--- START Data in this exercise ---

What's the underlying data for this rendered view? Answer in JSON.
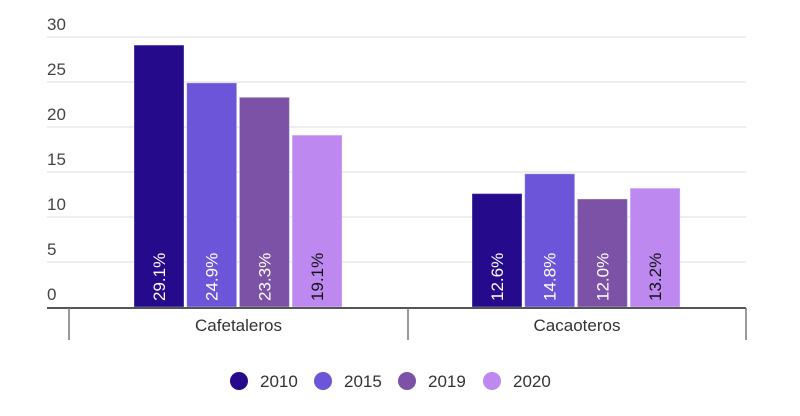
{
  "chart_data": {
    "type": "bar",
    "title": "",
    "xlabel": "",
    "ylabel": "",
    "ylim": [
      0,
      30
    ],
    "yticks": [
      "0",
      "5",
      "10",
      "15",
      "20",
      "25",
      "30"
    ],
    "grid": true,
    "legend_position": "bottom",
    "categories": [
      "Cafetaleros",
      "Cacaoteros"
    ],
    "series": [
      {
        "name": "2010",
        "color": "#250b8c",
        "label_color": "#ffffff",
        "values": [
          29.1,
          12.6
        ],
        "labels": [
          "29.1%",
          "12.6%"
        ]
      },
      {
        "name": "2015",
        "color": "#6c55d8",
        "label_color": "#ffffff",
        "values": [
          24.9,
          14.8
        ],
        "labels": [
          "24.9%",
          "14.8%"
        ]
      },
      {
        "name": "2019",
        "color": "#7b52a6",
        "label_color": "#ffffff",
        "values": [
          23.3,
          12.0
        ],
        "labels": [
          "23.3%",
          "12.0%"
        ]
      },
      {
        "name": "2020",
        "color": "#bd89f0",
        "label_color": "#111111",
        "values": [
          19.1,
          13.2
        ],
        "labels": [
          "19.1%",
          "13.2%"
        ]
      }
    ]
  }
}
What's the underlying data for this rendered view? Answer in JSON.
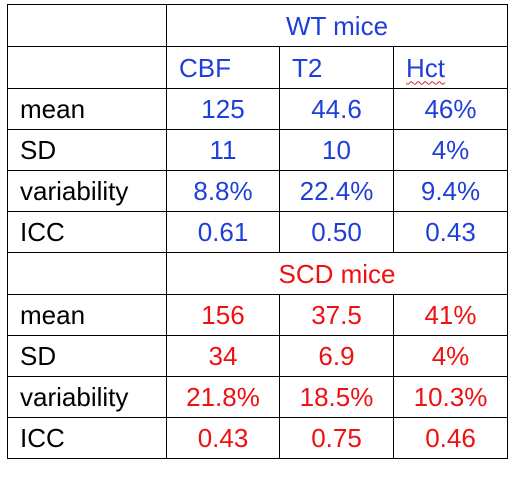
{
  "colors": {
    "wt": "#1f3fd9",
    "scd": "#ee1111",
    "label": "#000000",
    "border": "#000000"
  },
  "wt": {
    "title": "WT mice",
    "columns": [
      "CBF",
      "T2",
      "Hct"
    ],
    "rows": [
      {
        "label": "mean",
        "values": [
          "125",
          "44.6",
          "46%"
        ]
      },
      {
        "label": "SD",
        "values": [
          "11",
          "10",
          "4%"
        ]
      },
      {
        "label": "variability",
        "values": [
          "8.8%",
          "22.4%",
          "9.4%"
        ]
      },
      {
        "label": "ICC",
        "values": [
          "0.61",
          "0.50",
          "0.43"
        ]
      }
    ]
  },
  "scd": {
    "title": "SCD mice",
    "rows": [
      {
        "label": "mean",
        "values": [
          "156",
          "37.5",
          "41%"
        ]
      },
      {
        "label": "SD",
        "values": [
          "34",
          "6.9",
          "4%"
        ]
      },
      {
        "label": "variability",
        "values": [
          "21.8%",
          "18.5%",
          "10.3%"
        ]
      },
      {
        "label": "ICC",
        "values": [
          "0.43",
          "0.75",
          "0.46"
        ]
      }
    ]
  }
}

--- END Data in this exercise ---

What needs to be done: What is needed is an exact reproduction of the data, pictures excluded.

Complete answer:
What's the underlying data for this rendered view? Answer in JSON.
{
  "chart_data": {
    "type": "bar",
    "title": "",
    "xlabel": "",
    "ylabel": "",
    "ylim": [
      0,
      30
    ],
    "yticks": [
      "0",
      "5",
      "10",
      "15",
      "20",
      "25",
      "30"
    ],
    "grid": true,
    "legend_position": "bottom",
    "categories": [
      "Cafetaleros",
      "Cacaoteros"
    ],
    "series": [
      {
        "name": "2010",
        "color": "#250b8c",
        "label_color": "#ffffff",
        "values": [
          29.1,
          12.6
        ],
        "labels": [
          "29.1%",
          "12.6%"
        ]
      },
      {
        "name": "2015",
        "color": "#6c55d8",
        "label_color": "#ffffff",
        "values": [
          24.9,
          14.8
        ],
        "labels": [
          "24.9%",
          "14.8%"
        ]
      },
      {
        "name": "2019",
        "color": "#7b52a6",
        "label_color": "#ffffff",
        "values": [
          23.3,
          12.0
        ],
        "labels": [
          "23.3%",
          "12.0%"
        ]
      },
      {
        "name": "2020",
        "color": "#bd89f0",
        "label_color": "#111111",
        "values": [
          19.1,
          13.2
        ],
        "labels": [
          "19.1%",
          "13.2%"
        ]
      }
    ]
  }
}
What's the underlying data for this rendered view? Answer in JSON.
{
  "colors": {
    "wt": "#1f3fd9",
    "scd": "#ee1111",
    "label": "#000000",
    "border": "#000000"
  },
  "wt": {
    "title": "WT mice",
    "columns": [
      "CBF",
      "T2",
      "Hct"
    ],
    "rows": [
      {
        "label": "mean",
        "values": [
          "125",
          "44.6",
          "46%"
        ]
      },
      {
        "label": "SD",
        "values": [
          "11",
          "10",
          "4%"
        ]
      },
      {
        "label": "variability",
        "values": [
          "8.8%",
          "22.4%",
          "9.4%"
        ]
      },
      {
        "label": "ICC",
        "values": [
          "0.61",
          "0.50",
          "0.43"
        ]
      }
    ]
  },
  "scd": {
    "title": "SCD mice",
    "rows": [
      {
        "label": "mean",
        "values": [
          "156",
          "37.5",
          "41%"
        ]
      },
      {
        "label": "SD",
        "values": [
          "34",
          "6.9",
          "4%"
        ]
      },
      {
        "label": "variability",
        "values": [
          "21.8%",
          "18.5%",
          "10.3%"
        ]
      },
      {
        "label": "ICC",
        "values": [
          "0.43",
          "0.75",
          "0.46"
        ]
      }
    ]
  }
}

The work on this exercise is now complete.